[Begin Materials provided]

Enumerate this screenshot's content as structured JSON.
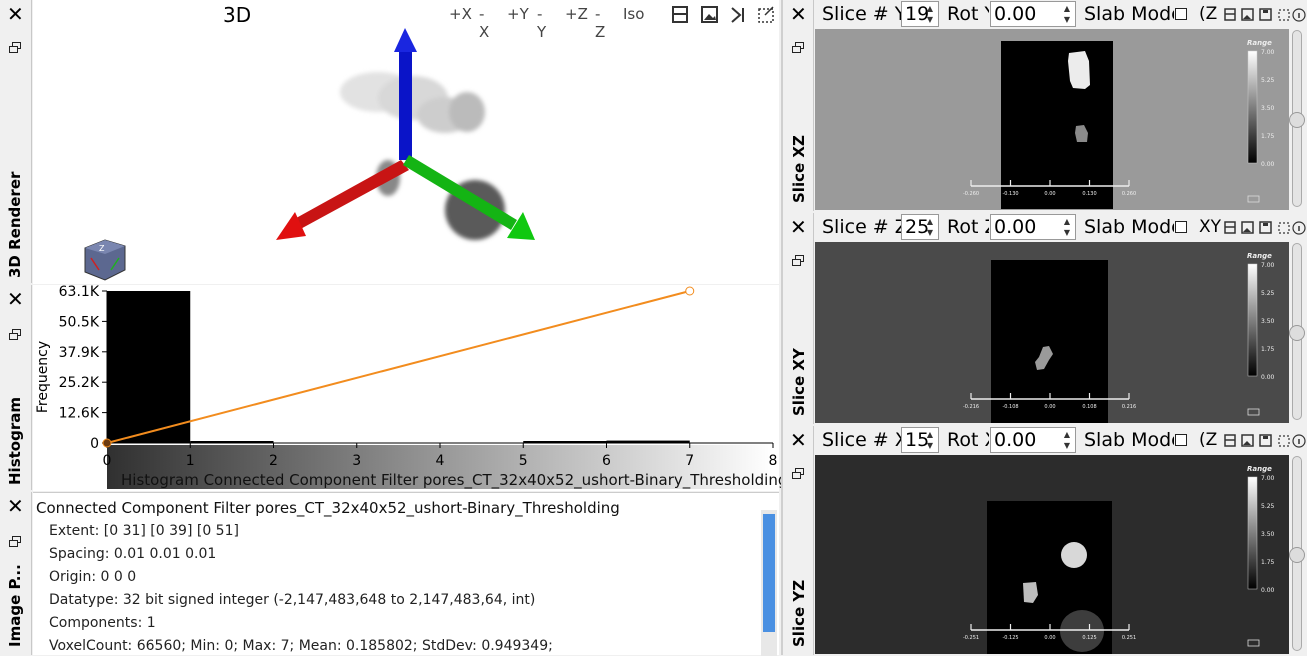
{
  "renderer": {
    "tab_label": "3D Renderer",
    "title": "3D",
    "toolbar": [
      "+X",
      "-X",
      "+Y",
      "-Y",
      "+Z",
      "-Z",
      "Iso"
    ]
  },
  "histogram": {
    "tab_label": "Histogram",
    "caption": "Histogram Connected Component Filter pores_CT_32x40x52_ushort-Binary_Thresholding"
  },
  "chart_data": {
    "type": "bar",
    "ylabel": "Frequency",
    "x_ticks": [
      "0",
      "1",
      "2",
      "3",
      "4",
      "5",
      "6",
      "7",
      "8"
    ],
    "y_ticks": [
      "63.1K",
      "50.5K",
      "37.9K",
      "25.2K",
      "12.6K",
      "0"
    ],
    "xlim": [
      0,
      8
    ],
    "ylim": [
      0,
      63100
    ],
    "bins": [
      {
        "x0": 0,
        "x1": 1,
        "value": 63100
      },
      {
        "x0": 1,
        "x1": 2,
        "value": 800
      },
      {
        "x0": 2,
        "x1": 3,
        "value": 0
      },
      {
        "x0": 3,
        "x1": 4,
        "value": 0
      },
      {
        "x0": 4,
        "x1": 5,
        "value": 0
      },
      {
        "x0": 5,
        "x1": 6,
        "value": 250
      },
      {
        "x0": 6,
        "x1": 7,
        "value": 1000
      }
    ],
    "transfer_line": {
      "x": [
        0,
        7
      ],
      "y": [
        0,
        63100
      ],
      "color": "#f28c1e"
    }
  },
  "info": {
    "tab_label": "Image P...",
    "title": "Connected Component Filter pores_CT_32x40x52_ushort-Binary_Thresholding",
    "lines": [
      "Extent: [0 31]  [0 39]  [0 51]",
      "Spacing:  0.01  0.01  0.01",
      "Origin: 0 0 0",
      "Datatype: 32 bit signed integer (-2,147,483,648 to 2,147,483,64, int)",
      "Components: 1",
      "VoxelCount: 66560;  Min: 0;  Max: 7;  Mean: 0.185802;  StdDev: 0.949349;"
    ]
  },
  "slices": [
    {
      "tab_label": "Slice XZ",
      "slice_label": "Slice # Y",
      "slice_value": "19",
      "rot_label": "Rot Y",
      "rot_value": "0.00",
      "slab_label": "Slab Mode",
      "axis_glyph": "(Z",
      "bg": "#9a9a9a",
      "colorbar": {
        "title": "Range",
        "ticks": [
          "7.00",
          "5.25",
          "3.50",
          "1.75",
          "0.00"
        ]
      },
      "ruler": [
        "-0.260",
        "-0.130",
        "0.00",
        "0.130",
        "0.260"
      ]
    },
    {
      "tab_label": "Slice XY",
      "slice_label": "Slice # Z",
      "slice_value": "25",
      "rot_label": "Rot Z",
      "rot_value": "0.00",
      "slab_label": "Slab Mode",
      "axis_glyph": "XY",
      "bg": "#4a4a4a",
      "colorbar": {
        "title": "Range",
        "ticks": [
          "7.00",
          "5.25",
          "3.50",
          "1.75",
          "0.00"
        ]
      },
      "ruler": [
        "-0.216",
        "-0.108",
        "0.00",
        "0.108",
        "0.216"
      ]
    },
    {
      "tab_label": "Slice YZ",
      "slice_label": "Slice # X",
      "slice_value": "15",
      "rot_label": "Rot X",
      "rot_value": "0.00",
      "slab_label": "Slab Mode",
      "axis_glyph": "(Z",
      "bg": "#2c2c2c",
      "colorbar": {
        "title": "Range",
        "ticks": [
          "7.00",
          "5.25",
          "3.50",
          "1.75",
          "0.00"
        ]
      },
      "ruler": [
        "-0.251",
        "-0.125",
        "0.00",
        "0.125",
        "0.251"
      ]
    }
  ]
}
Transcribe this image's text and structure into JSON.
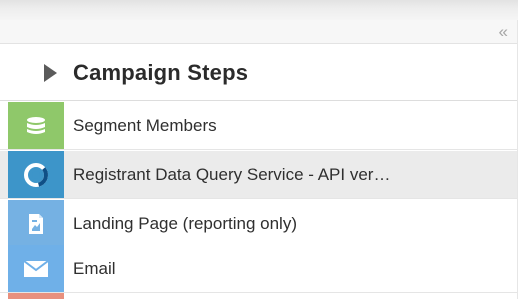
{
  "panel": {
    "collapse_icon": "double-chevron-left-icon",
    "collapse_glyph": "«"
  },
  "header": {
    "title": "Campaign Steps",
    "toggle_icon": "triangle-right-icon"
  },
  "steps": [
    {
      "label": "Segment Members",
      "icon": "database-icon",
      "color": "#8fc86a"
    },
    {
      "label": "Registrant Data Query Service - API ver…",
      "icon": "swirl-logo-icon",
      "color": "#3d95c9"
    },
    {
      "label": "Landing Page (reporting only)",
      "icon": "page-icon",
      "color": "#75b1e3"
    },
    {
      "label": "Email",
      "icon": "envelope-icon",
      "color": "#6fb0e8"
    }
  ],
  "partial_step": {
    "color": "#e8907e"
  }
}
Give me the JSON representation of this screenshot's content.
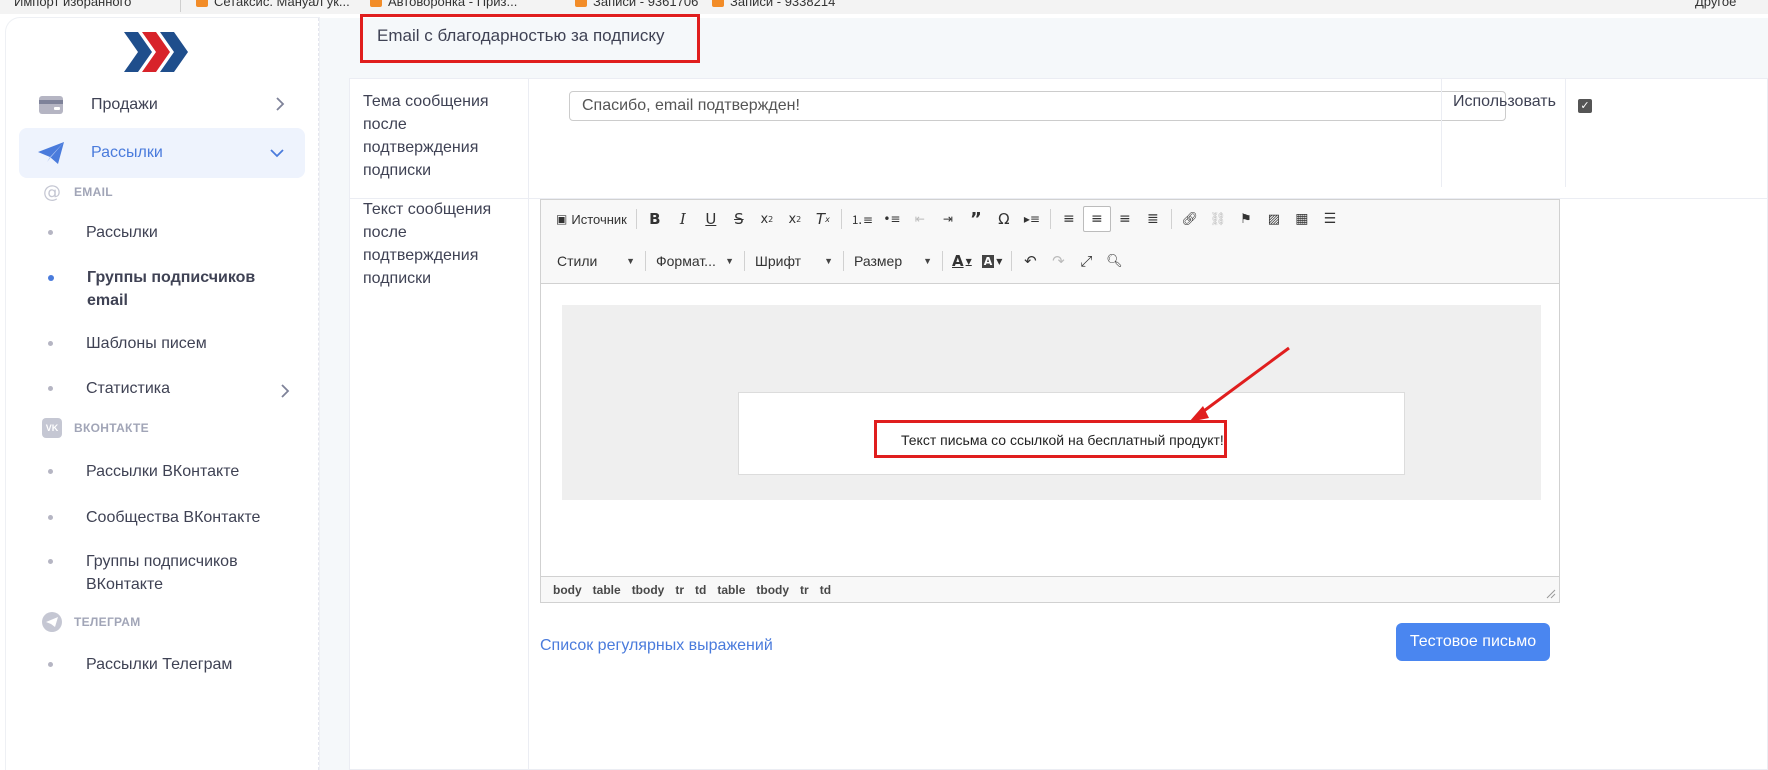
{
  "bookmarks": [
    "Импорт избранного",
    "Сетаксис. Мануал ук...",
    "Автоворонка - Приз...",
    "Записи - 9361706",
    "Записи - 9338214",
    "Другое"
  ],
  "sidebar": {
    "sales": "Продажи",
    "mailings": "Рассылки",
    "sections": {
      "email": "EMAIL",
      "vk": "ВКОНТАКТЕ",
      "telegram": "ТЕЛЕГРАМ"
    },
    "email_items": [
      "Рассылки",
      "Группы подписчиков email",
      "Шаблоны писем",
      "Статистика"
    ],
    "vk_items": [
      "Рассылки ВКонтакте",
      "Сообщества ВКонтакте",
      "Группы подписчиков ВКонтакте"
    ],
    "tg_items": [
      "Рассылки Телеграм"
    ]
  },
  "main": {
    "title": "Email с благодарностью за подписку",
    "subject_label": "Тема сообщения после подтверждения подписки",
    "subject_value": "Спасибо, email подтвержден!",
    "use_label": "Использовать",
    "use_checked": true,
    "body_label": "Текст сообщения после подтверждения подписки",
    "editor": {
      "source": "Источник",
      "styles": "Стили",
      "format": "Формат...",
      "font": "Шрифт",
      "size": "Размер",
      "content_text": "Текст письма со ссылкой на бесплатный продукт!",
      "path": [
        "body",
        "table",
        "tbody",
        "tr",
        "td",
        "table",
        "tbody",
        "tr",
        "td"
      ]
    },
    "regex_link": "Список регулярных выражений",
    "test_button": "Тестовое письмо"
  },
  "colors": {
    "accent": "#4a7bdc",
    "highlight": "#e01e1e",
    "button": "#4a86f0"
  }
}
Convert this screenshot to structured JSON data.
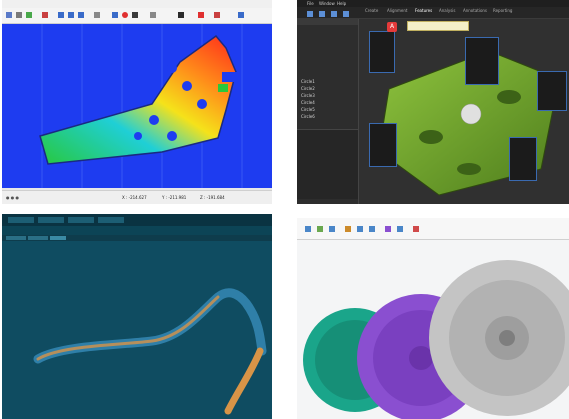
{
  "q1": {
    "status": {
      "coord_x": "X : -214.627",
      "coord_y": "Y : -211.981",
      "coord_z": "Z : -191.684"
    },
    "colors": {
      "background": "#1e3cf0",
      "part_high": "#ff2a1a",
      "part_mid": "#f5e21a",
      "part_low": "#28c83c"
    }
  },
  "q2": {
    "menu": [
      "File",
      "Window",
      "Help"
    ],
    "toolbar_tabs": [
      "Create",
      "Alignment",
      "Features",
      "Analysis",
      "Annotations",
      "Reporting"
    ],
    "tree_items": [
      "Circle1",
      "Circle2",
      "Circle3",
      "Circle4",
      "Circle5",
      "Circle6"
    ],
    "selected_tab_letter": "A",
    "colors": {
      "part": "#6ea22a",
      "accent": "#3a6ab0"
    }
  },
  "q3": {
    "colors": {
      "background": "#0f4c61",
      "tube": "#2f7fa8",
      "tube_highlight": "#d89447"
    }
  },
  "q4": {
    "colors": {
      "wheel_green": "#1aa58a",
      "wheel_purple": "#8a4fd0",
      "wheel_gray": "#b8b8b8"
    }
  }
}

[End Materials provided]

■ Directions for this task ■
All lines above containing the string "title" are to be collected.

■ Exercise solution ■
    "title": "3D",
    "title": "Connected Component Filter pores_CT_32x40x52_ushort-Binary_Thresholding",
        "title": "Range",
        "title": "Range",
        "title": "Range",
    "title": "Campaign Steps",
    "title": "Email с благодарностью за подписку",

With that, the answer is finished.